* Challenge *
Reproduce the data exactly.

━━━━━ Dataset extract ━━━━━

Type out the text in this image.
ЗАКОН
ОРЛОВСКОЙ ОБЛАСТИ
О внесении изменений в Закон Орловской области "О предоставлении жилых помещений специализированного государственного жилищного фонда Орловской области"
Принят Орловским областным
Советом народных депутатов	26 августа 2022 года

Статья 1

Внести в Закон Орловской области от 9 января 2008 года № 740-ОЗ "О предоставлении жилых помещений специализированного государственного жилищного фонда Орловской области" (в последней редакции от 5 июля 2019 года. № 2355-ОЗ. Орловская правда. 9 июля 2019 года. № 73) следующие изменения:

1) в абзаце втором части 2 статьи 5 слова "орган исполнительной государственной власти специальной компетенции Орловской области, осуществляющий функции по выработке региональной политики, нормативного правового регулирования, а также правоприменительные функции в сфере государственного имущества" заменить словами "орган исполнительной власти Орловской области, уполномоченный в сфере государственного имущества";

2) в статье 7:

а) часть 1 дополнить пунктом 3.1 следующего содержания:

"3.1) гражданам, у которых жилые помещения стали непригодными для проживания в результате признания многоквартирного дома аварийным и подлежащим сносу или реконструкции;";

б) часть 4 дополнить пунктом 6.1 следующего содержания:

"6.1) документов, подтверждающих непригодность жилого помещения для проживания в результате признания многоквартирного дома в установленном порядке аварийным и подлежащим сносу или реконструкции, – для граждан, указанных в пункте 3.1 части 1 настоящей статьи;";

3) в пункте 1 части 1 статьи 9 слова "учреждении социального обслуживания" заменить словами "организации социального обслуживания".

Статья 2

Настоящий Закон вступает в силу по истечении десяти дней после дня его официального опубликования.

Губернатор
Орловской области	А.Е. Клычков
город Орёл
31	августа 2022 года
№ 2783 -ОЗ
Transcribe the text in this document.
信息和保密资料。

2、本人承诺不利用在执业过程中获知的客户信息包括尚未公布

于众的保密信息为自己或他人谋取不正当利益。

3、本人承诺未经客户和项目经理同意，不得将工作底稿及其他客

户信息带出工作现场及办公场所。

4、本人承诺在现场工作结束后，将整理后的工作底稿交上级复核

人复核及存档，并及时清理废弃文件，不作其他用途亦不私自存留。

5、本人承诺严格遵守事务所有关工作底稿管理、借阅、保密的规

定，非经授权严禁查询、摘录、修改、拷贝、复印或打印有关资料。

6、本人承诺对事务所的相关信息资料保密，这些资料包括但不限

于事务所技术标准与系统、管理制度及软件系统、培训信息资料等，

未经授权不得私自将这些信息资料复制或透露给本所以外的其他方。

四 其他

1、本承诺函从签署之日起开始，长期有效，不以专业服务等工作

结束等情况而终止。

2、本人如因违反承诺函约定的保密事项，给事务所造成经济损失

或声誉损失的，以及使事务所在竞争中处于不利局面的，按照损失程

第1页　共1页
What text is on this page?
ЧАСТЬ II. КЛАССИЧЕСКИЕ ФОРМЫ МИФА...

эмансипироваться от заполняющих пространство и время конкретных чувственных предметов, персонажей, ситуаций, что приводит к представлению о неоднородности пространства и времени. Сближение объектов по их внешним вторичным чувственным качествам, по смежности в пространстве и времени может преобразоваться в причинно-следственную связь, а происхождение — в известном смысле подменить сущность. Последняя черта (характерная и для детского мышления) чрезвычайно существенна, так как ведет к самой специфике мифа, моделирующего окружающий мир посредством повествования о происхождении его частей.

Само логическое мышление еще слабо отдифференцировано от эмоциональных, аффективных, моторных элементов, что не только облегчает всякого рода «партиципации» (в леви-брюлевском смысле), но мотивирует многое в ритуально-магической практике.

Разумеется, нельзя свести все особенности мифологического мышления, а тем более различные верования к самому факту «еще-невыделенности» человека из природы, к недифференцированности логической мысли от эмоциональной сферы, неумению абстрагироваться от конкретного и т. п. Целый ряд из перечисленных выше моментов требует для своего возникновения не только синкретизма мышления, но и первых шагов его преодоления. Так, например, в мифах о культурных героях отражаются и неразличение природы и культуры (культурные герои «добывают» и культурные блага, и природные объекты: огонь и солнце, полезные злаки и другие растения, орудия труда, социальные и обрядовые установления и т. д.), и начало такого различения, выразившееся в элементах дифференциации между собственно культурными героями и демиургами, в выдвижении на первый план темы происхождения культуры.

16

━━━━━

* Correct response *
Type out the text in this image.
ЗАКОН
ОРЛОВСКОЙ ОБЛАСТИ
О внесении изменений в Закон Орловской области "О предоставлении жилых помещений специализированного государственного жилищного фонда Орловской области"
Принят Орловским областным
Советом народных депутатов	26 августа 2022 года

Статья 1

Внести в Закон Орловской области от 9 января 2008 года № 740-ОЗ "О предоставлении жилых помещений специализированного государственного жилищного фонда Орловской области" (в последней редакции от 5 июля 2019 года. № 2355-ОЗ. Орловская правда. 9 июля 2019 года. № 73) следующие изменения:

1) в абзаце втором части 2 статьи 5 слова "орган исполнительной государственной власти специальной компетенции Орловской области, осуществляющий функции по выработке региональной политики, нормативного правового регулирования, а также правоприменительные функции в сфере государственного имущества" заменить словами "орган исполнительной власти Орловской области, уполномоченный в сфере государственного имущества";

2) в статье 7:

а) часть 1 дополнить пунктом 3.1 следующего содержания:

"3.1) гражданам, у которых жилые помещения стали непригодными для проживания в результате признания многоквартирного дома аварийным и подлежащим сносу или реконструкции;";

б) часть 4 дополнить пунктом 6.1 следующего содержания:

"6.1) документов, подтверждающих непригодность жилого помещения для проживания в результате признания многоквартирного дома в установленном порядке аварийным и подлежащим сносу или реконструкции, – для граждан, указанных в пункте 3.1 части 1 настоящей статьи;";

3) в пункте 1 части 1 статьи 9 слова "учреждении социального обслуживания" заменить словами "организации социального обслуживания".

Статья 2

Настоящий Закон вступает в силу по истечении десяти дней после дня его официального опубликования.

Губернатор
Орловской области	А.Е. Клычков
город Орёл
31	августа 2022 года
№ 2783 -ОЗ
Transcribe the text in this document.
信息和保密资料。

2、本人承诺不利用在执业过程中获知的客户信息包括尚未公布

于众的保密信息为自己或他人谋取不正当利益。

3、本人承诺未经客户和项目经理同意，不得将工作底稿及其他客

户信息带出工作现场及办公场所。

4、本人承诺在现场工作结束后，将整理后的工作底稿交上级复核

人复核及存档，并及时清理废弃文件，不作其他用途亦不私自存留。

5、本人承诺严格遵守事务所有关工作底稿管理、借阅、保密的规

定，非经授权严禁查询、摘录、修改、拷贝、复印或打印有关资料。

6、本人承诺对事务所的相关信息资料保密，这些资料包括但不限

于事务所技术标准与系统、管理制度及软件系统、培训信息资料等，

未经授权不得私自将这些信息资料复制或透露给本所以外的其他方。

四 其他

1、本承诺函从签署之日起开始，长期有效，不以专业服务等工作

结束等情况而终止。

2、本人如因违反承诺函约定的保密事项，给事务所造成经济损失

或声誉损失的，以及使事务所在竞争中处于不利局面的，按照损失程

第1页　共1页
What text is on this page?
ЧАСТЬ II. КЛАССИЧЕСКИЕ ФОРМЫ МИФА...

эмансипироваться от заполняющих пространство и время конкретных чувственных предметов, персонажей, ситуаций, что приводит к представлению о неоднородности пространства и времени. Сближение объектов по их внешним вторичным чувственным качествам, по смежности в пространстве и времени может преобразоваться в причинно-следственную связь, а происхождение — в известном смысле подменить сущность. Последняя черта (характерная и для детского мышления) чрезвычайно существенна, так как ведет к самой специфике мифа, моделирующего окружающий мир посредством повествования о происхождении его частей.

Само логическое мышление еще слабо отдифференцировано от эмоциональных, аффективных, моторных элементов, что не только облегчает всякого рода «партиципации» (в леви-брюлевском смысле), но мотивирует многое в ритуально-магической практике.

Разумеется, нельзя свести все особенности мифологического мышления, а тем более различные верования к самому факту «еще-невыделенности» человека из природы, к недифференцированности логической мысли от эмоциональной сферы, неумению абстрагироваться от конкретного и т. п. Целый ряд из перечисленных выше моментов требует для своего возникновения не только синкретизма мышления, но и первых шагов его преодоления. Так, например, в мифах о культурных героях отражаются и неразличение природы и культуры (культурные герои «добывают» и культурные блага, и природные объекты: огонь и солнце, полезные злаки и другие растения, орудия труда, социальные и обрядовые установления и т. д.), и начало такого различения, выразившееся в элементах дифференциации между собственно культурными героями и демиургами, в выдвижении на первый план темы происхождения культуры.

16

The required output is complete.